— start of Data provided —

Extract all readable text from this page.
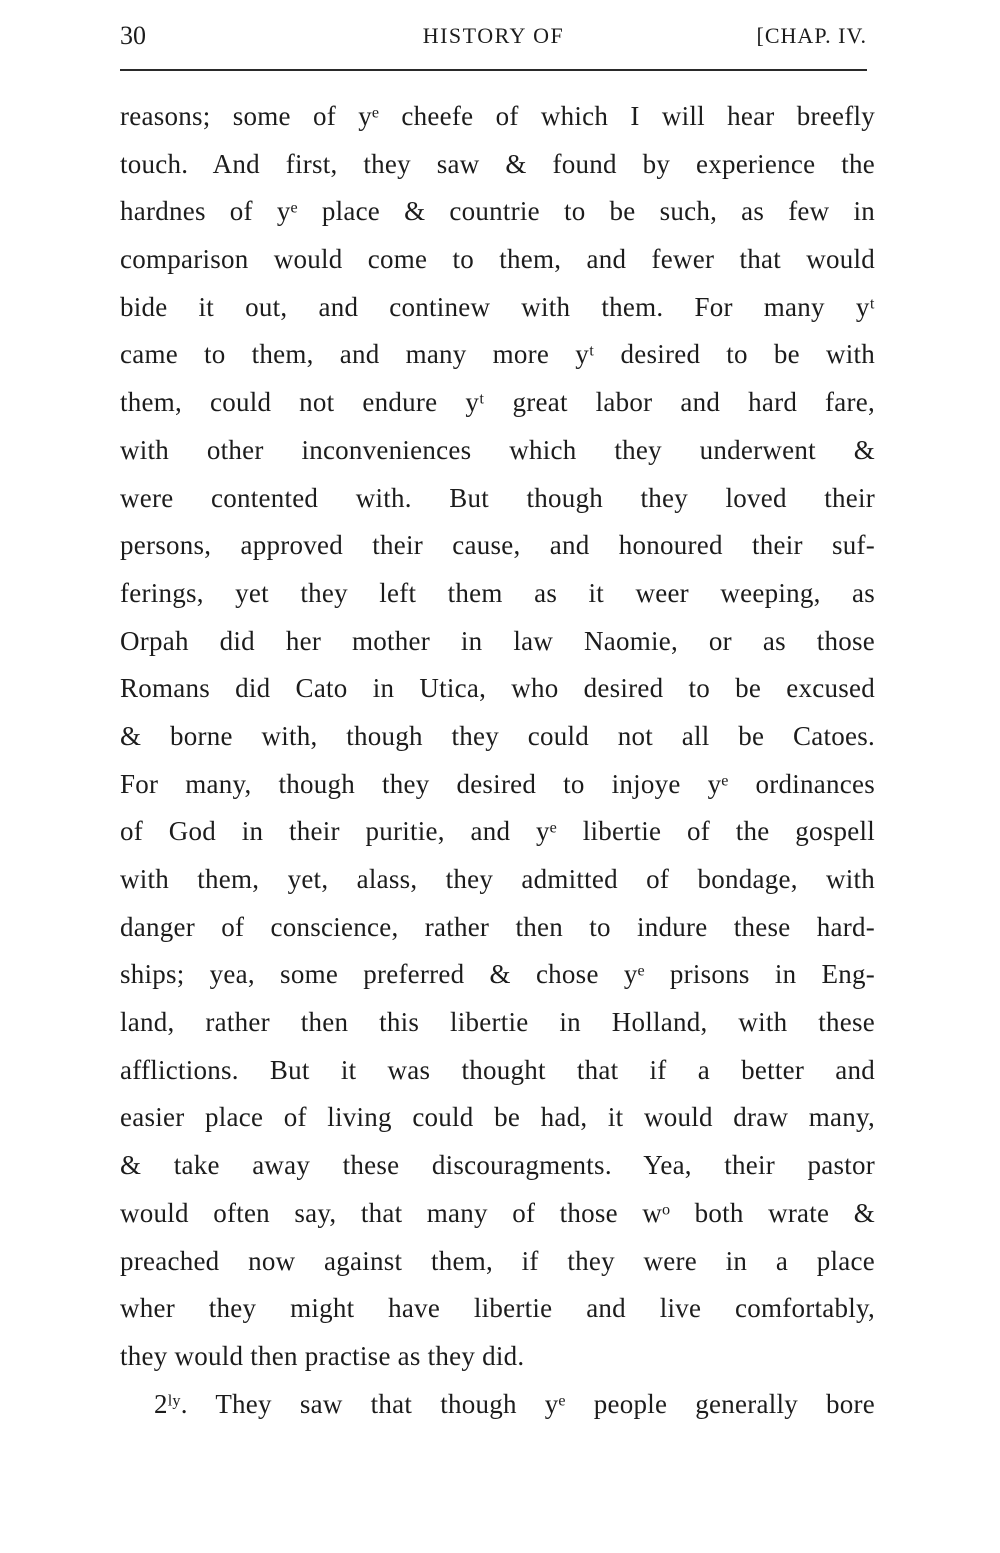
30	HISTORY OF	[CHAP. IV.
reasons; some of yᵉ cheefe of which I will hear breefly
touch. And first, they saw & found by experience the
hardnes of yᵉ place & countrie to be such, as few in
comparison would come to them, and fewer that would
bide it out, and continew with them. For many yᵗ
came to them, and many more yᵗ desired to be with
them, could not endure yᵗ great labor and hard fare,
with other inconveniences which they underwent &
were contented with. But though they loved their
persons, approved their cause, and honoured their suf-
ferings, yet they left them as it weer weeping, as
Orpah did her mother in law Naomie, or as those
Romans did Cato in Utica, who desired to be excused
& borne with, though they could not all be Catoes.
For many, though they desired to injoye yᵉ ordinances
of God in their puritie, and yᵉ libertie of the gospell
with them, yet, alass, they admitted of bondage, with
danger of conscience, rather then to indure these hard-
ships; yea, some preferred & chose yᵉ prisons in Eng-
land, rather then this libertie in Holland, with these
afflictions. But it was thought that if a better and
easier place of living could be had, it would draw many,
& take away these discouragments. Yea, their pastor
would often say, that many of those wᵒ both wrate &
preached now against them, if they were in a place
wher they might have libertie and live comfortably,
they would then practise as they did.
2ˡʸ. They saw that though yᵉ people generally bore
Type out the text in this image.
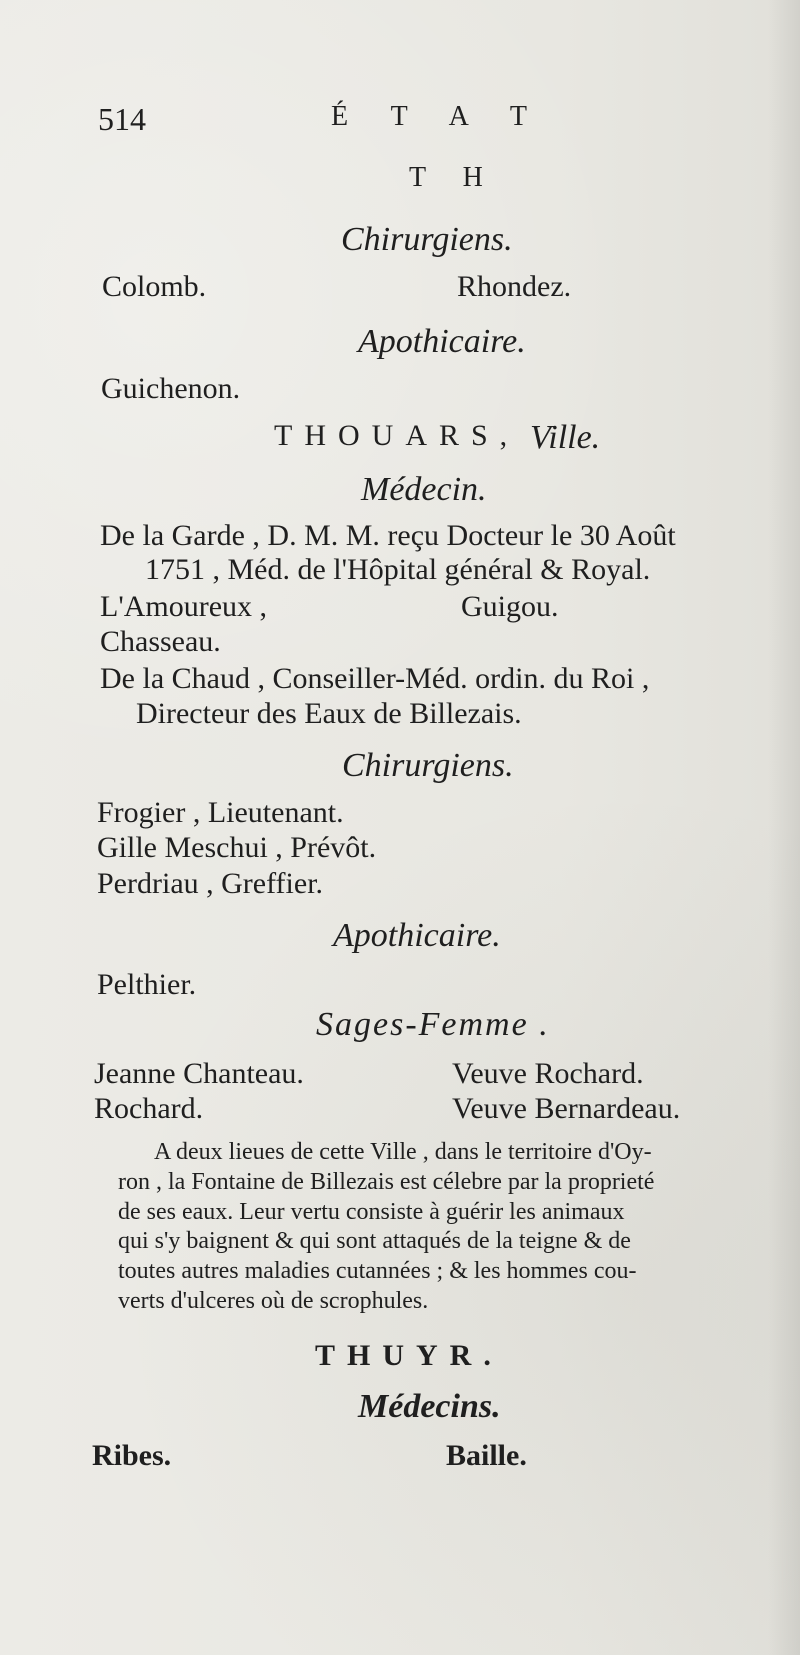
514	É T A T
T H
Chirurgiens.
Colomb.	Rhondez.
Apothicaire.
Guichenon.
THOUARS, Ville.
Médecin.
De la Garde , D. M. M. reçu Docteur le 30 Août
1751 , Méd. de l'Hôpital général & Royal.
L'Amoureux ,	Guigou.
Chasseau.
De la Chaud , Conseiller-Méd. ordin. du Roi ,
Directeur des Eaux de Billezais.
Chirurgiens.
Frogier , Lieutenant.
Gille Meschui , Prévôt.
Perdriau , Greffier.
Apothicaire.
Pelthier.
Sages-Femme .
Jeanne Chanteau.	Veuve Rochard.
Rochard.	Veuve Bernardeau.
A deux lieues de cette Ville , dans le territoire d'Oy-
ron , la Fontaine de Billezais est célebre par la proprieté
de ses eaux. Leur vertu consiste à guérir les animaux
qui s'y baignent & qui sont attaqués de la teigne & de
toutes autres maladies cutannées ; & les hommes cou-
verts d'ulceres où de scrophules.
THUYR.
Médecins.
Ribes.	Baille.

— end of Data provided —

Exercise objective => Output all of the records exactly as they appear above, but not the pictures.

Response to the task =>
Extract all readable text from this page.
30	HISTORY OF	[CHAP. IV.
reasons; some of yᵉ cheefe of which I will hear breefly
touch. And first, they saw & found by experience the
hardnes of yᵉ place & countrie to be such, as few in
comparison would come to them, and fewer that would
bide it out, and continew with them. For many yᵗ
came to them, and many more yᵗ desired to be with
them, could not endure yᵗ great labor and hard fare,
with other inconveniences which they underwent &
were contented with. But though they loved their
persons, approved their cause, and honoured their suf-
ferings, yet they left them as it weer weeping, as
Orpah did her mother in law Naomie, or as those
Romans did Cato in Utica, who desired to be excused
& borne with, though they could not all be Catoes.
For many, though they desired to injoye yᵉ ordinances
of God in their puritie, and yᵉ libertie of the gospell
with them, yet, alass, they admitted of bondage, with
danger of conscience, rather then to indure these hard-
ships; yea, some preferred & chose yᵉ prisons in Eng-
land, rather then this libertie in Holland, with these
afflictions. But it was thought that if a better and
easier place of living could be had, it would draw many,
& take away these discouragments. Yea, their pastor
would often say, that many of those wᵒ both wrate &
preached now against them, if they were in a place
wher they might have libertie and live comfortably,
they would then practise as they did.
2ˡʸ. They saw that though yᵉ people generally bore
Type out the text in this image.
514	É T A T
T H
Chirurgiens.
Colomb.	Rhondez.
Apothicaire.
Guichenon.
THOUARS, Ville.
Médecin.
De la Garde , D. M. M. reçu Docteur le 30 Août
1751 , Méd. de l'Hôpital général & Royal.
L'Amoureux ,	Guigou.
Chasseau.
De la Chaud , Conseiller-Méd. ordin. du Roi ,
Directeur des Eaux de Billezais.
Chirurgiens.
Frogier , Lieutenant.
Gille Meschui , Prévôt.
Perdriau , Greffier.
Apothicaire.
Pelthier.
Sages-Femme .
Jeanne Chanteau.	Veuve Rochard.
Rochard.	Veuve Bernardeau.
A deux lieues de cette Ville , dans le territoire d'Oy-
ron , la Fontaine de Billezais est célebre par la proprieté
de ses eaux. Leur vertu consiste à guérir les animaux
qui s'y baignent & qui sont attaqués de la teigne & de
toutes autres maladies cutannées ; & les hommes cou-
verts d'ulceres où de scrophules.
THUYR.
Médecins.
Ribes.	Baille.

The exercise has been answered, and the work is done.